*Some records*
--------------------------------

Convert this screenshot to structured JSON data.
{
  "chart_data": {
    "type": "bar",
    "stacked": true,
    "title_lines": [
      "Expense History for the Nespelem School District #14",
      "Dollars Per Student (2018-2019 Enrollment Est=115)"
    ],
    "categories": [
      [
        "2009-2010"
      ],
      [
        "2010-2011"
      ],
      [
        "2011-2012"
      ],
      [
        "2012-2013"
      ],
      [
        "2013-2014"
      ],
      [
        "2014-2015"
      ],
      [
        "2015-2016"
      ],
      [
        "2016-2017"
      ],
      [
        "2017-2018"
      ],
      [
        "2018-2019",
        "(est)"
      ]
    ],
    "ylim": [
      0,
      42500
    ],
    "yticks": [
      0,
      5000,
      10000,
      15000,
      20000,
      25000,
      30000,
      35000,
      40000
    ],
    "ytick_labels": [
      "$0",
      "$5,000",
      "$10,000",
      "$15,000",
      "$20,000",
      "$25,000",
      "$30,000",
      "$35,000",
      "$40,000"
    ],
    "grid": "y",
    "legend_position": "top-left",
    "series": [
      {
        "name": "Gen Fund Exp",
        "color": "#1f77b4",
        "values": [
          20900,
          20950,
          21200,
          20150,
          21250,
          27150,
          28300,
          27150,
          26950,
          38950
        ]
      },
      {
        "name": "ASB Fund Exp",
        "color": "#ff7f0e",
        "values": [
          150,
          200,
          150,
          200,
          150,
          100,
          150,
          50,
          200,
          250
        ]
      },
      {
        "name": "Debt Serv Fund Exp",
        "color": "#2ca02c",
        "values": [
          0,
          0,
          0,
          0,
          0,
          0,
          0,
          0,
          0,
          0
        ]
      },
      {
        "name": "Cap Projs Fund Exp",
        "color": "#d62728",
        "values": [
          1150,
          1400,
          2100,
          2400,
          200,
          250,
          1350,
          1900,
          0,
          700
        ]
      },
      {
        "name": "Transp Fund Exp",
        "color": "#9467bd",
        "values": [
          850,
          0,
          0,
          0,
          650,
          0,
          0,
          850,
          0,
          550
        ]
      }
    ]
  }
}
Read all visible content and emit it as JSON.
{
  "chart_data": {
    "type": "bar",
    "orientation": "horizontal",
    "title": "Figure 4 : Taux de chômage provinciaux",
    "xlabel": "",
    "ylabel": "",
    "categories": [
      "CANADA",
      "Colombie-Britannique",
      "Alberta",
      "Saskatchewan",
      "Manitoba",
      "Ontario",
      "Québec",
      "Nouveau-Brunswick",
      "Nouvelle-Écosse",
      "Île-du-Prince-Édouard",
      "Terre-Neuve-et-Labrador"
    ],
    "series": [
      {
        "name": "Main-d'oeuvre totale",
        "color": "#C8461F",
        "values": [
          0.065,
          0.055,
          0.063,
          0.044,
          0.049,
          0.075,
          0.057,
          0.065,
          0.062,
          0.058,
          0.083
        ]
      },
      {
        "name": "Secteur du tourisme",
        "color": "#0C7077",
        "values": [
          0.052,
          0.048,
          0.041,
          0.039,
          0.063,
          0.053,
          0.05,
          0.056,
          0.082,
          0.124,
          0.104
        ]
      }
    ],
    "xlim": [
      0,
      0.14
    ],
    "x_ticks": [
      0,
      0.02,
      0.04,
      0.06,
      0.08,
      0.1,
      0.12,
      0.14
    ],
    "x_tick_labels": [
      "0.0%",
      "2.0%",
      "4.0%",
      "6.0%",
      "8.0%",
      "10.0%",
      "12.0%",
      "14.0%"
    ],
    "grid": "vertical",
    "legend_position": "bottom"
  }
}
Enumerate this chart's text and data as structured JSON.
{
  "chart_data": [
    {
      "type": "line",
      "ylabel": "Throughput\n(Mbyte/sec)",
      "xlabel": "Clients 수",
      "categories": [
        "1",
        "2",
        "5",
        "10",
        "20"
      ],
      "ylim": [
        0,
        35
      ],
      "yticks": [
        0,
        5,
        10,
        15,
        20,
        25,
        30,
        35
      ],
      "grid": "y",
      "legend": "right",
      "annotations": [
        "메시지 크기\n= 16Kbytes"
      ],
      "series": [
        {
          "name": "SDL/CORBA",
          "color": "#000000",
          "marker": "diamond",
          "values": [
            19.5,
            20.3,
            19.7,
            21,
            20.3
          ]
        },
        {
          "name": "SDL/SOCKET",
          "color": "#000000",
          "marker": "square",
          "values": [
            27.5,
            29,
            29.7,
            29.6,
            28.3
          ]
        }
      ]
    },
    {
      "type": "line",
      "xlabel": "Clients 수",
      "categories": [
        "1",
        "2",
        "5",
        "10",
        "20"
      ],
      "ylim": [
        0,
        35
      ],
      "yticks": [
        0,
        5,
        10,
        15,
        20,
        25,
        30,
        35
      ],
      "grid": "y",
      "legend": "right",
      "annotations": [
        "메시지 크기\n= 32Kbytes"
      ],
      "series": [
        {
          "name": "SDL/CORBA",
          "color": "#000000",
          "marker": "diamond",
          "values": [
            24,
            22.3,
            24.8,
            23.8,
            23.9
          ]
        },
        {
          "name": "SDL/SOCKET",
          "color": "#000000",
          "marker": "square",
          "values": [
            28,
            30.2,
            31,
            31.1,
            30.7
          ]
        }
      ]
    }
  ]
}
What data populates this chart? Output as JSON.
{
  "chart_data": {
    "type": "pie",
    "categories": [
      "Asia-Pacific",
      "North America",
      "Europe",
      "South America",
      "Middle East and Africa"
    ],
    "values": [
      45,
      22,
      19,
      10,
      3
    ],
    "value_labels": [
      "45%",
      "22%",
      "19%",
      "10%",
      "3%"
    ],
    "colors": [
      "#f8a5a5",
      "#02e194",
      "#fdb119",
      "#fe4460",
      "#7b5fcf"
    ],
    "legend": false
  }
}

--------------------------------

*DIRECTIONS*
Print the material verbatim, all of it.

*SOLUTION BELOW*
Convert this screenshot to structured JSON data.
{
  "chart_data": {
    "type": "bar",
    "stacked": true,
    "title_lines": [
      "Expense History for the Nespelem School District #14",
      "Dollars Per Student (2018-2019 Enrollment Est=115)"
    ],
    "categories": [
      [
        "2009-2010"
      ],
      [
        "2010-2011"
      ],
      [
        "2011-2012"
      ],
      [
        "2012-2013"
      ],
      [
        "2013-2014"
      ],
      [
        "2014-2015"
      ],
      [
        "2015-2016"
      ],
      [
        "2016-2017"
      ],
      [
        "2017-2018"
      ],
      [
        "2018-2019",
        "(est)"
      ]
    ],
    "ylim": [
      0,
      42500
    ],
    "yticks": [
      0,
      5000,
      10000,
      15000,
      20000,
      25000,
      30000,
      35000,
      40000
    ],
    "ytick_labels": [
      "$0",
      "$5,000",
      "$10,000",
      "$15,000",
      "$20,000",
      "$25,000",
      "$30,000",
      "$35,000",
      "$40,000"
    ],
    "grid": "y",
    "legend_position": "top-left",
    "series": [
      {
        "name": "Gen Fund Exp",
        "color": "#1f77b4",
        "values": [
          20900,
          20950,
          21200,
          20150,
          21250,
          27150,
          28300,
          27150,
          26950,
          38950
        ]
      },
      {
        "name": "ASB Fund Exp",
        "color": "#ff7f0e",
        "values": [
          150,
          200,
          150,
          200,
          150,
          100,
          150,
          50,
          200,
          250
        ]
      },
      {
        "name": "Debt Serv Fund Exp",
        "color": "#2ca02c",
        "values": [
          0,
          0,
          0,
          0,
          0,
          0,
          0,
          0,
          0,
          0
        ]
      },
      {
        "name": "Cap Projs Fund Exp",
        "color": "#d62728",
        "values": [
          1150,
          1400,
          2100,
          2400,
          200,
          250,
          1350,
          1900,
          0,
          700
        ]
      },
      {
        "name": "Transp Fund Exp",
        "color": "#9467bd",
        "values": [
          850,
          0,
          0,
          0,
          650,
          0,
          0,
          850,
          0,
          550
        ]
      }
    ]
  }
}
Read all visible content and emit it as JSON.
{
  "chart_data": {
    "type": "bar",
    "orientation": "horizontal",
    "title": "Figure 4 : Taux de chômage provinciaux",
    "xlabel": "",
    "ylabel": "",
    "categories": [
      "CANADA",
      "Colombie-Britannique",
      "Alberta",
      "Saskatchewan",
      "Manitoba",
      "Ontario",
      "Québec",
      "Nouveau-Brunswick",
      "Nouvelle-Écosse",
      "Île-du-Prince-Édouard",
      "Terre-Neuve-et-Labrador"
    ],
    "series": [
      {
        "name": "Main-d'oeuvre totale",
        "color": "#C8461F",
        "values": [
          0.065,
          0.055,
          0.063,
          0.044,
          0.049,
          0.075,
          0.057,
          0.065,
          0.062,
          0.058,
          0.083
        ]
      },
      {
        "name": "Secteur du tourisme",
        "color": "#0C7077",
        "values": [
          0.052,
          0.048,
          0.041,
          0.039,
          0.063,
          0.053,
          0.05,
          0.056,
          0.082,
          0.124,
          0.104
        ]
      }
    ],
    "xlim": [
      0,
      0.14
    ],
    "x_ticks": [
      0,
      0.02,
      0.04,
      0.06,
      0.08,
      0.1,
      0.12,
      0.14
    ],
    "x_tick_labels": [
      "0.0%",
      "2.0%",
      "4.0%",
      "6.0%",
      "8.0%",
      "10.0%",
      "12.0%",
      "14.0%"
    ],
    "grid": "vertical",
    "legend_position": "bottom"
  }
}
Enumerate this chart's text and data as structured JSON.
{
  "chart_data": [
    {
      "type": "line",
      "ylabel": "Throughput\n(Mbyte/sec)",
      "xlabel": "Clients 수",
      "categories": [
        "1",
        "2",
        "5",
        "10",
        "20"
      ],
      "ylim": [
        0,
        35
      ],
      "yticks": [
        0,
        5,
        10,
        15,
        20,
        25,
        30,
        35
      ],
      "grid": "y",
      "legend": "right",
      "annotations": [
        "메시지 크기\n= 16Kbytes"
      ],
      "series": [
        {
          "name": "SDL/CORBA",
          "color": "#000000",
          "marker": "diamond",
          "values": [
            19.5,
            20.3,
            19.7,
            21,
            20.3
          ]
        },
        {
          "name": "SDL/SOCKET",
          "color": "#000000",
          "marker": "square",
          "values": [
            27.5,
            29,
            29.7,
            29.6,
            28.3
          ]
        }
      ]
    },
    {
      "type": "line",
      "xlabel": "Clients 수",
      "categories": [
        "1",
        "2",
        "5",
        "10",
        "20"
      ],
      "ylim": [
        0,
        35
      ],
      "yticks": [
        0,
        5,
        10,
        15,
        20,
        25,
        30,
        35
      ],
      "grid": "y",
      "legend": "right",
      "annotations": [
        "메시지 크기\n= 32Kbytes"
      ],
      "series": [
        {
          "name": "SDL/CORBA",
          "color": "#000000",
          "marker": "diamond",
          "values": [
            24,
            22.3,
            24.8,
            23.8,
            23.9
          ]
        },
        {
          "name": "SDL/SOCKET",
          "color": "#000000",
          "marker": "square",
          "values": [
            28,
            30.2,
            31,
            31.1,
            30.7
          ]
        }
      ]
    }
  ]
}
What data populates this chart? Output as JSON.
{
  "chart_data": {
    "type": "pie",
    "categories": [
      "Asia-Pacific",
      "North America",
      "Europe",
      "South America",
      "Middle East and Africa"
    ],
    "values": [
      45,
      22,
      19,
      10,
      3
    ],
    "value_labels": [
      "45%",
      "22%",
      "19%",
      "10%",
      "3%"
    ],
    "colors": [
      "#f8a5a5",
      "#02e194",
      "#fdb119",
      "#fe4460",
      "#7b5fcf"
    ],
    "legend": false
  }
}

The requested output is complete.